▶ [RECORD SET]:
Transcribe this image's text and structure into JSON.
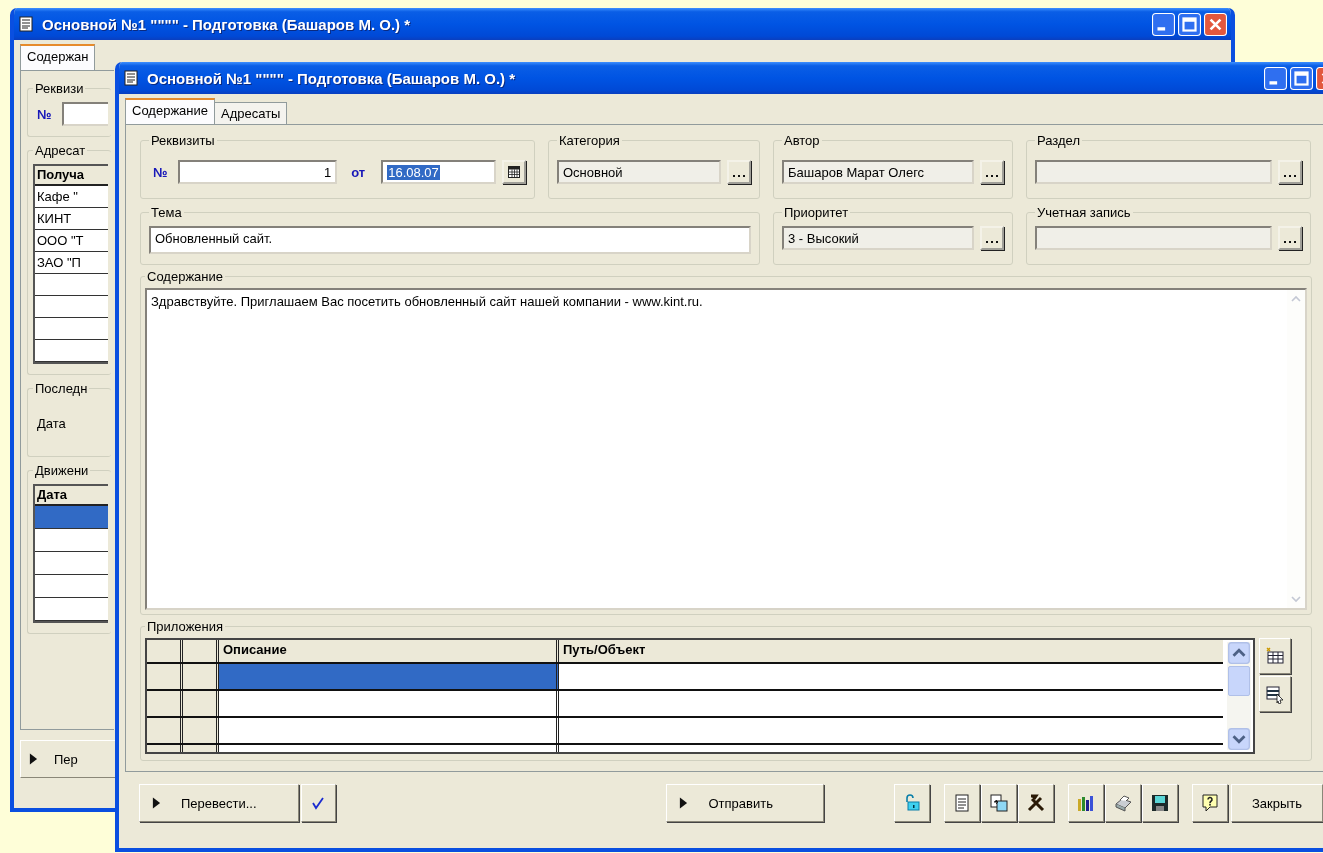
{
  "back_window": {
    "title": "Основной №1 \"\"\"\" - Подготовка (Башаров М. О.) *",
    "tabs": [
      {
        "label": "Содержан",
        "selected": true
      }
    ],
    "requisites_legend": "Реквизи",
    "number_label": "№",
    "recipients_legend": "Адресат",
    "recipients_header": "Получа",
    "recipients_rows": [
      "Кафе \"",
      "КИНТ",
      "ООО \"Т",
      "ЗАО \"П"
    ],
    "last_legend": "Последн",
    "date_label": "Дата",
    "movement_legend": "Движени",
    "movement_header": "Дата",
    "movement_rows": [
      {
        "selected": true
      },
      {
        "selected": false
      },
      {
        "selected": false
      },
      {
        "selected": false
      },
      {
        "selected": false
      }
    ],
    "button": "Пер"
  },
  "window": {
    "title": "Основной №1 \"\"\"\" - Подготовка (Башаров М. О.) *"
  },
  "tabs": [
    {
      "label": "Содержание",
      "selected": true
    },
    {
      "label": "Адресаты",
      "selected": false
    }
  ],
  "requisites": {
    "legend": "Реквизиты",
    "number_label": "№",
    "number": "1",
    "date_label": "от",
    "date": "16.08.07",
    "date_highlighted": true
  },
  "category": {
    "legend": "Категория",
    "value": "Основной"
  },
  "author": {
    "legend": "Автор",
    "value": "Башаров Марат Олегс"
  },
  "section": {
    "legend": "Раздел"
  },
  "topic": {
    "legend": "Тема",
    "value": "Обновленный сайт."
  },
  "priority": {
    "legend": "Приоритет",
    "value": "3 - Высокий"
  },
  "account": {
    "legend": "Учетная запись"
  },
  "content": {
    "legend": "Содержание",
    "text": "Здравствуйте. Приглашаем Вас посетить обновленный сайт нашей компании - www.kint.ru."
  },
  "attachments": {
    "legend": "Приложения",
    "columns": [
      "Описание",
      "Путь/Объект"
    ],
    "rows": [
      {
        "selected": true
      },
      {
        "selected": false
      },
      {
        "selected": false
      },
      {
        "selected": false
      }
    ]
  },
  "buttons": {
    "translate": "Перевести...",
    "send": "Отправить",
    "close": "Закрыть"
  }
}
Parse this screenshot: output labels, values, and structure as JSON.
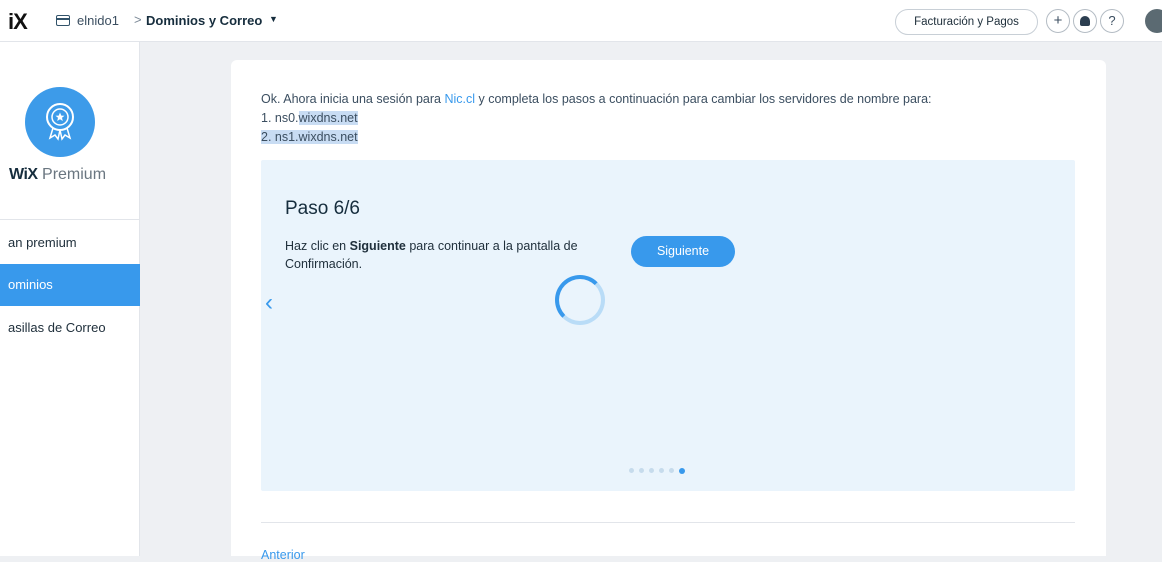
{
  "header": {
    "logo": "iX",
    "site_name": "elnido1",
    "breadcrumb_separator": ">",
    "current_section": "Dominios y Correo",
    "billing_label": "Facturación y Pagos",
    "add_label": "+",
    "help_label": "?"
  },
  "sidebar": {
    "brand_strong": "WiX",
    "brand_rest": " Premium",
    "items": [
      {
        "label": "an premium",
        "active": false
      },
      {
        "label": "ominios",
        "active": true
      },
      {
        "label": "asillas de Correo",
        "active": false
      }
    ]
  },
  "main": {
    "intro_before_link": "Ok. Ahora inicia una sesión para ",
    "intro_link": "Nic.cl",
    "intro_after_link": " y completa los pasos a continuación para cambiar los servidores de nombre para:",
    "ns1_prefix": "1. ns0.",
    "ns1_domain": "wixdns.net",
    "ns2": "2. ns1.wixdns.net",
    "step": {
      "title": "Paso 6/6",
      "text_before": "Haz clic en ",
      "text_bold": "Siguiente",
      "text_after": " para continuar a la pantalla de Confirmación.",
      "next_label": "Siguiente",
      "back_label": "‹",
      "total_steps": 6,
      "current_step": 6
    },
    "footer_link": "Anterior"
  },
  "colors": {
    "accent": "#3899ec",
    "panel": "#eaf4fc",
    "highlight": "#c8dcf3"
  }
}
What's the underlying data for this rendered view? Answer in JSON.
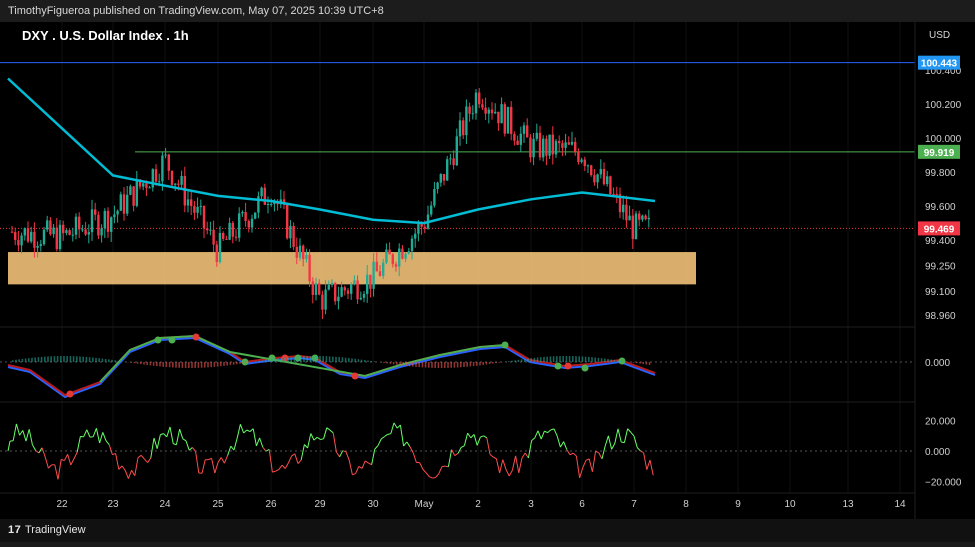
{
  "header": {
    "publisher_line": "TimothyFigueroa published on TradingView.com, May 07, 2025 10:39 UTC+8"
  },
  "footer": {
    "brand": "TradingView",
    "logo_mark": "17"
  },
  "colors": {
    "up_candle": "#22ab94",
    "down_candle": "#f23645",
    "ma_line": "#00bcd4",
    "zone_fill": "#ffcc80",
    "level_line_blue": "#2962ff",
    "level_line_green": "#4caf50",
    "macd_blue": "#2962ff",
    "macd_red": "#b71c1c",
    "osc_up": "#66ff66",
    "osc_down": "#ff4d4d"
  },
  "chart_data": {
    "type": "candlestick",
    "title": "DXY . U.S. Dollar Index . 1h",
    "currency": "USD",
    "x_labels": [
      "22",
      "23",
      "24",
      "25",
      "26",
      "29",
      "30",
      "May",
      "2",
      "3",
      "6",
      "7",
      "8",
      "9",
      "13",
      "14"
    ],
    "x_axis_labels_full": [
      "22",
      "23",
      "24",
      "25",
      "26",
      "29",
      "30",
      "May",
      "2",
      "3",
      "6",
      "7",
      "8",
      "9",
      "10",
      "13",
      "14"
    ],
    "price_axis": {
      "ticks": [
        "100.400",
        "100.200",
        "100.000",
        "99.800",
        "99.600",
        "99.400",
        "99.250",
        "99.100",
        "98.960"
      ],
      "ylim": [
        98.9,
        100.75
      ]
    },
    "price_tags": {
      "blue_level": "100.443",
      "green_level": "99.919",
      "last_price": "99.469"
    },
    "support_zone": [
      99.14,
      99.33
    ],
    "price_series_approx": {
      "x": [
        "22",
        "23",
        "24",
        "25",
        "26",
        "29",
        "30",
        "May",
        "2",
        "3",
        "6",
        "7"
      ],
      "close": [
        99.42,
        99.55,
        99.87,
        99.34,
        99.7,
        99.05,
        99.18,
        99.5,
        100.28,
        99.95,
        99.92,
        99.469
      ]
    },
    "moving_average_approx": {
      "x": [
        "22",
        "23",
        "24",
        "25",
        "26",
        "29",
        "30",
        "May",
        "2",
        "3",
        "6",
        "7"
      ],
      "values": [
        100.35,
        99.78,
        99.72,
        99.66,
        99.63,
        99.58,
        99.52,
        99.5,
        99.58,
        99.64,
        99.68,
        99.63
      ]
    },
    "macd_panel": {
      "tick": "0.000"
    },
    "oscillator_panel": {
      "ticks": [
        "20.000",
        "0.000",
        "−20.000"
      ]
    }
  }
}
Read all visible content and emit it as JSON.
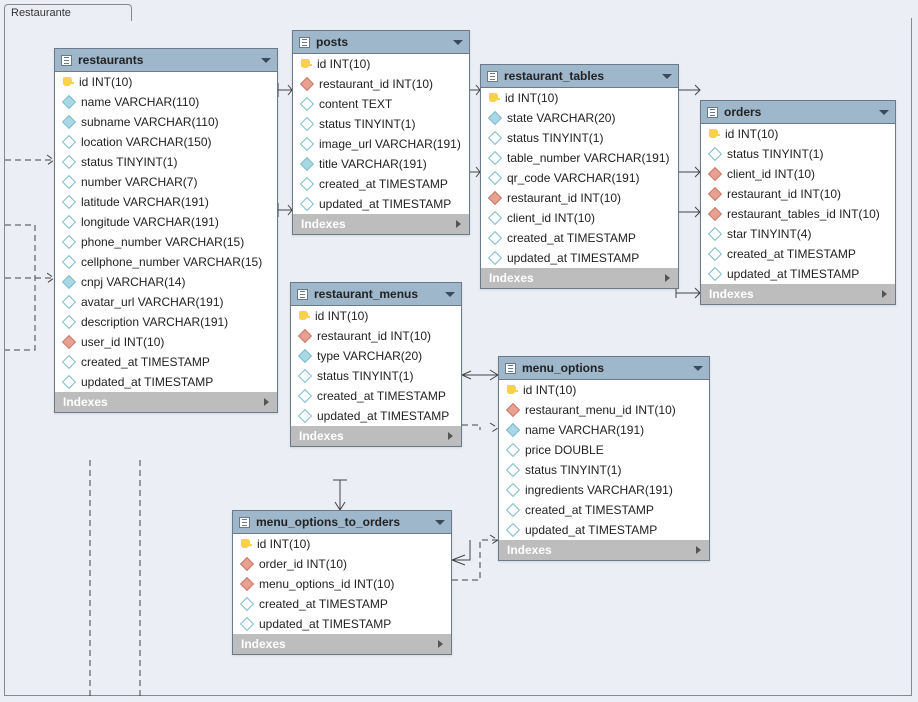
{
  "schema_name": "Restaurante",
  "indexes_label": "Indexes",
  "tables": {
    "restaurants": {
      "name": "restaurants",
      "columns": [
        {
          "kind": "pk",
          "label": "id INT(10)"
        },
        {
          "kind": "col-f",
          "label": "name VARCHAR(110)"
        },
        {
          "kind": "col-f",
          "label": "subname VARCHAR(110)"
        },
        {
          "kind": "col",
          "label": "location VARCHAR(150)"
        },
        {
          "kind": "col",
          "label": "status TINYINT(1)"
        },
        {
          "kind": "col",
          "label": "number VARCHAR(7)"
        },
        {
          "kind": "col",
          "label": "latitude VARCHAR(191)"
        },
        {
          "kind": "col",
          "label": "longitude VARCHAR(191)"
        },
        {
          "kind": "col",
          "label": "phone_number VARCHAR(15)"
        },
        {
          "kind": "col",
          "label": "cellphone_number VARCHAR(15)"
        },
        {
          "kind": "col-f",
          "label": "cnpj VARCHAR(14)"
        },
        {
          "kind": "col",
          "label": "avatar_url VARCHAR(191)"
        },
        {
          "kind": "col",
          "label": "description VARCHAR(191)"
        },
        {
          "kind": "fk",
          "label": "user_id INT(10)"
        },
        {
          "kind": "col",
          "label": "created_at TIMESTAMP"
        },
        {
          "kind": "col",
          "label": "updated_at TIMESTAMP"
        }
      ]
    },
    "posts": {
      "name": "posts",
      "columns": [
        {
          "kind": "pk",
          "label": "id INT(10)"
        },
        {
          "kind": "fk",
          "label": "restaurant_id INT(10)"
        },
        {
          "kind": "col",
          "label": "content TEXT"
        },
        {
          "kind": "col",
          "label": "status TINYINT(1)"
        },
        {
          "kind": "col",
          "label": "image_url VARCHAR(191)"
        },
        {
          "kind": "col-f",
          "label": "title VARCHAR(191)"
        },
        {
          "kind": "col",
          "label": "created_at TIMESTAMP"
        },
        {
          "kind": "col",
          "label": "updated_at TIMESTAMP"
        }
      ]
    },
    "restaurant_menus": {
      "name": "restaurant_menus",
      "columns": [
        {
          "kind": "pk",
          "label": "id INT(10)"
        },
        {
          "kind": "fk",
          "label": "restaurant_id INT(10)"
        },
        {
          "kind": "col-f",
          "label": "type VARCHAR(20)"
        },
        {
          "kind": "col",
          "label": "status TINYINT(1)"
        },
        {
          "kind": "col",
          "label": "created_at TIMESTAMP"
        },
        {
          "kind": "col",
          "label": "updated_at TIMESTAMP"
        }
      ]
    },
    "menu_options_to_orders": {
      "name": "menu_options_to_orders",
      "columns": [
        {
          "kind": "pk",
          "label": "id INT(10)"
        },
        {
          "kind": "fk",
          "label": "order_id INT(10)"
        },
        {
          "kind": "fk",
          "label": "menu_options_id INT(10)"
        },
        {
          "kind": "col",
          "label": "created_at TIMESTAMP"
        },
        {
          "kind": "col",
          "label": "updated_at TIMESTAMP"
        }
      ]
    },
    "restaurant_tables": {
      "name": "restaurant_tables",
      "columns": [
        {
          "kind": "pk",
          "label": "id INT(10)"
        },
        {
          "kind": "col-f",
          "label": "state VARCHAR(20)"
        },
        {
          "kind": "col",
          "label": "status TINYINT(1)"
        },
        {
          "kind": "col",
          "label": "table_number VARCHAR(191)"
        },
        {
          "kind": "col",
          "label": "qr_code VARCHAR(191)"
        },
        {
          "kind": "fk",
          "label": "restaurant_id INT(10)"
        },
        {
          "kind": "col",
          "label": "client_id INT(10)"
        },
        {
          "kind": "col",
          "label": "created_at TIMESTAMP"
        },
        {
          "kind": "col",
          "label": "updated_at TIMESTAMP"
        }
      ]
    },
    "menu_options": {
      "name": "menu_options",
      "columns": [
        {
          "kind": "pk",
          "label": "id INT(10)"
        },
        {
          "kind": "fk",
          "label": "restaurant_menu_id INT(10)"
        },
        {
          "kind": "col-f",
          "label": "name VARCHAR(191)"
        },
        {
          "kind": "col",
          "label": "price DOUBLE"
        },
        {
          "kind": "col",
          "label": "status TINYINT(1)"
        },
        {
          "kind": "col",
          "label": "ingredients VARCHAR(191)"
        },
        {
          "kind": "col",
          "label": "created_at TIMESTAMP"
        },
        {
          "kind": "col",
          "label": "updated_at TIMESTAMP"
        }
      ]
    },
    "orders": {
      "name": "orders",
      "columns": [
        {
          "kind": "pk",
          "label": "id INT(10)"
        },
        {
          "kind": "col",
          "label": "status TINYINT(1)"
        },
        {
          "kind": "fk",
          "label": "client_id INT(10)"
        },
        {
          "kind": "fk",
          "label": "restaurant_id INT(10)"
        },
        {
          "kind": "fk",
          "label": "restaurant_tables_id INT(10)"
        },
        {
          "kind": "col",
          "label": "star TINYINT(4)"
        },
        {
          "kind": "col",
          "label": "created_at TIMESTAMP"
        },
        {
          "kind": "col",
          "label": "updated_at TIMESTAMP"
        }
      ]
    }
  }
}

▶ [TASK GOAL]:
Extract every line that has the string "TradingView" in it.

▶ [ANSWER TO THIS PROBLEM]:
    "publisher_line": "TimothyFigueroa published on TradingView.com, May 07, 2025 10:39 UTC+8"
    "brand": "TradingView",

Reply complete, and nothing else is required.